---------- SOURCE DOCUMENT

Closed ToSev7en closed 1 month ago
When you run the script, did you set "attn_implementation": "flash_attention_2"
? I noticed a performance degradation when flash attention is not used for gemma-2-27b-it
. However, this is not the case for other models I've tried.
Also @ToSev7en, can you share how you ran it? I ran it with TotherAI API because VLLM was broken when I implemented it. We could figure out how to store the scores for both, if you work out the details Chris mentioned.
When you run the script, did you set
"attn_implementation": "flash_attention_2"
? I noticed a performance degradation when flash attention is not used forgemma-2-27b-it
. However, this is not the case for other models I've tried.
I downloaded gemma-2-27b-it
from hugginface hub,and here comes the config.json
:
{
"architectures": [
"Gemma2ForCausalLM"

--------------------
---------- EXERCISE DATA

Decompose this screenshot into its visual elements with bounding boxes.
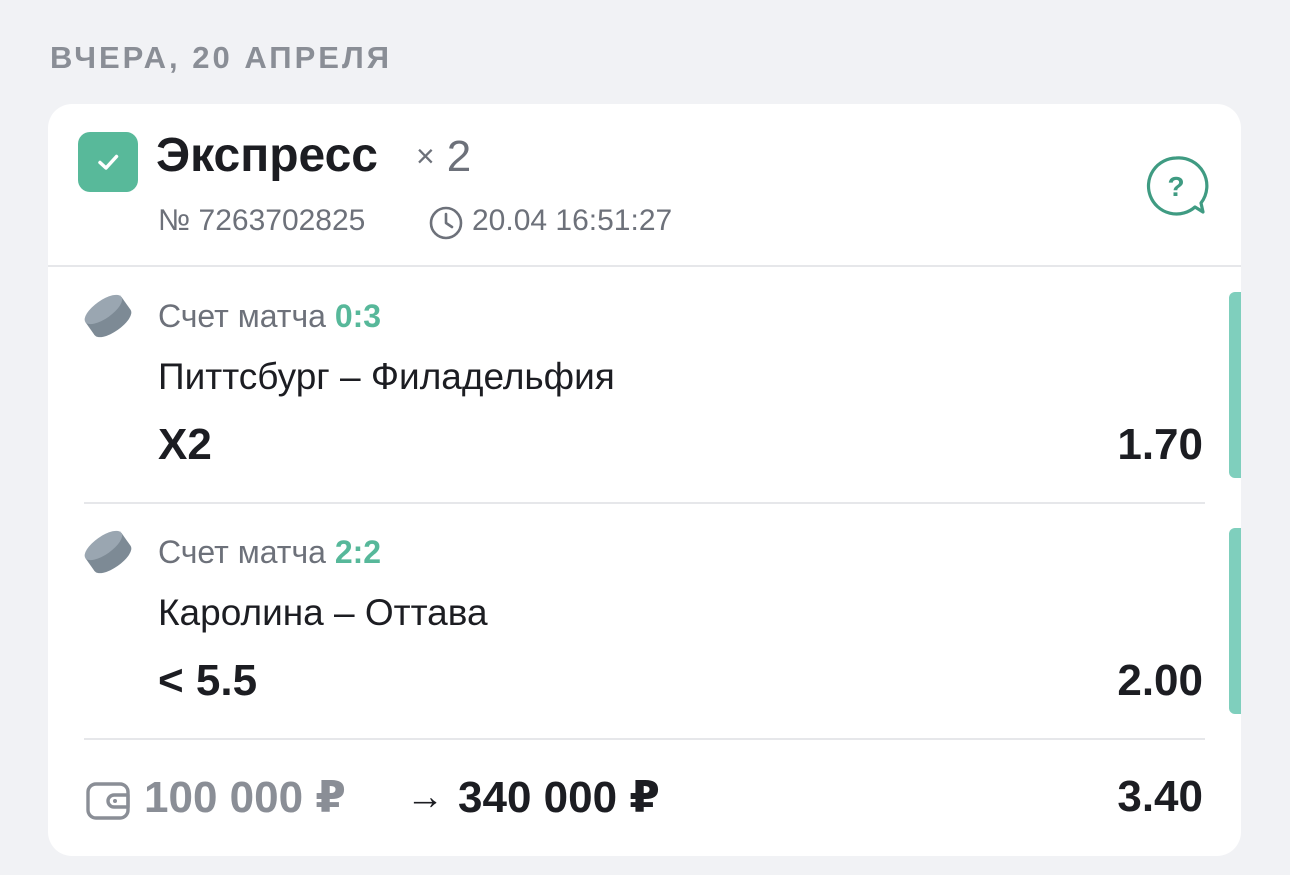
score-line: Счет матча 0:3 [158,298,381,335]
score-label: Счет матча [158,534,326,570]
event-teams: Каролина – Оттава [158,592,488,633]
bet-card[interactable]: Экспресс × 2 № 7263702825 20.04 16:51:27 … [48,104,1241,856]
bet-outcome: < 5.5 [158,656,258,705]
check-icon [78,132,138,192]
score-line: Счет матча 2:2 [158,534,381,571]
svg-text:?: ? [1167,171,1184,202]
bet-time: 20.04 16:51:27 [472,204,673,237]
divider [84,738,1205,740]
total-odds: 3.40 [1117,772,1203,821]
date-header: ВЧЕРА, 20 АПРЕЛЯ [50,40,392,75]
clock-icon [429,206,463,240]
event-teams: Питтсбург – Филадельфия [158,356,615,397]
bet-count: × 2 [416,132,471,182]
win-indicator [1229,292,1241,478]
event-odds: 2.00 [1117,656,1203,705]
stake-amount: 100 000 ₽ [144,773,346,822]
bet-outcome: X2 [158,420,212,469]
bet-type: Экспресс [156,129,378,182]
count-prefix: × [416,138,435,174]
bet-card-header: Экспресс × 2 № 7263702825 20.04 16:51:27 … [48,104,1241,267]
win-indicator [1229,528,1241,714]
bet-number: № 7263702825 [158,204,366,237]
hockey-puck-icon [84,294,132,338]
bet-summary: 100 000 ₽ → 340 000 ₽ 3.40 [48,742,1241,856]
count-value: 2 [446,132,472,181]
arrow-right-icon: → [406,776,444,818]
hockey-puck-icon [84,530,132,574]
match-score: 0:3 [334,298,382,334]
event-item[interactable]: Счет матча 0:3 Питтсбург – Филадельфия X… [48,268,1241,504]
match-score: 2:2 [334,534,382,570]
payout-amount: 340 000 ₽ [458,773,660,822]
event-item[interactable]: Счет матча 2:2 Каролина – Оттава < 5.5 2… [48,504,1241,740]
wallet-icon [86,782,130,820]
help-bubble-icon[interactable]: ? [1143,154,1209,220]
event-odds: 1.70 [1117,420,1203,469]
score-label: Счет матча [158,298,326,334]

--------------------

**WRITTEN INSTRUCTION 1**.
Echo the lines of the listing from the one holding "score-line: Счет матча 0:3 [158,298,381,335]" through the one holding "score-line: Счет матча 2:2 [158,534,381,571]", both included.
**WRITTEN INSTRUCTION 2**.
Carry on the discussion thread about running gemma-2-27b-it with flash attention, picking up after its last line.

**WRITTEN ANSWER 1**.
score-line: Счет матча 0:3 [158,298,381,335]
score-label: Счет матча [158,534,326,570]
event-teams: Каролина – Оттава [158,592,488,633]
bet-card[interactable]: Экспресс × 2 № 7263702825 20.04 16:51:27 … [48,104,1241,856]
bet-outcome: < 5.5 [158,656,258,705]
check-icon [78,132,138,192]
score-line: Счет матча 2:2 [158,534,381,571]

**WRITTEN ANSWER 2**.
],
"attention_bias": false,
"attention_dropout": 0.0,
"attn_logit_softcapping": 50.0,
"bos_token_id": 2,
"cache_implementation": "hybrid",
"eos_token_id": 1,
"final_logit_softcapping": 30.0,
"head_dim": 128,
"hidden_act": "gelu_pytorch_tanh",
"hidden_activation": "gelu_pytorch_tanh",
"hidden_size": 4608,
"initializer_range": 0.02,
"intermediate_size": 36864,
"max_position_embeddings": 8192,
"model_type": "gemma2",
"num_attention_heads": 32,
"num_hidden_layers": 46,
"num_key_value_heads": 16,
"pad_token_id": 0,
"query_pre_attn_scalar": 144,
"rms_norm_eps": 1e-06,
"rope_theta": 10000.0,
"sliding_window": 4096,
"sliding_window_size": 4096,
"torch_dtype": "bfloat16",
"transformers_version": "4.42.0.dev0",
"use_cache": true,
"vocab_size": 256000
}
Thers is no "attn_implementation": "flash_attention_2"
indeed, so should I add it into the config.json
?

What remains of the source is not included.